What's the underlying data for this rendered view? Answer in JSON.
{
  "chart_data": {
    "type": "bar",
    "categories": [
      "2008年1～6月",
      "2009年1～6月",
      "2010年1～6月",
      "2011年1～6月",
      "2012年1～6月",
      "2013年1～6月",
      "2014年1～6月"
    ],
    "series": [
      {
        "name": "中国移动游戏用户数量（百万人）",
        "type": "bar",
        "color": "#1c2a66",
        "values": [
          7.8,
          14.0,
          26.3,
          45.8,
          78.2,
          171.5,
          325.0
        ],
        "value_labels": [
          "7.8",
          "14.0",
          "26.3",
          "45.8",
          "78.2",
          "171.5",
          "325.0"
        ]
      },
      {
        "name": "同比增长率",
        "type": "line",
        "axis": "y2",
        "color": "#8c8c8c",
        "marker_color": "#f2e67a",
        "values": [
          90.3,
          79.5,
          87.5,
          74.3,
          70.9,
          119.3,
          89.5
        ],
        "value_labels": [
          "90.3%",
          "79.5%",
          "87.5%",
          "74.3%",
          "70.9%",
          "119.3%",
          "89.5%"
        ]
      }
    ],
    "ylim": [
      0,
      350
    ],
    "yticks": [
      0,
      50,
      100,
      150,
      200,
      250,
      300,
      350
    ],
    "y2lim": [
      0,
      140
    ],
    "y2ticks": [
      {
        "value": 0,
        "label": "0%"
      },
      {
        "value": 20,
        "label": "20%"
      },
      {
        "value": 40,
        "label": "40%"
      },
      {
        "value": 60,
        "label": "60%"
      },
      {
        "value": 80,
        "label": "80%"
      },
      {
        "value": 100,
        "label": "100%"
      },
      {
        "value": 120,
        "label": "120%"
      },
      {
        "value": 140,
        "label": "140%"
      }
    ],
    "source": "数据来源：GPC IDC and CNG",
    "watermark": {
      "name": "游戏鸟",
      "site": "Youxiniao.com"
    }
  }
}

→ SET EXERCISE: Locate all lines holding the word "name", then copy them out.

→ TASK SOLUTION:
        "name": "中国移动游戏用户数量（百万人）",
        "name": "同比增长率",
      "name": "游戏鸟",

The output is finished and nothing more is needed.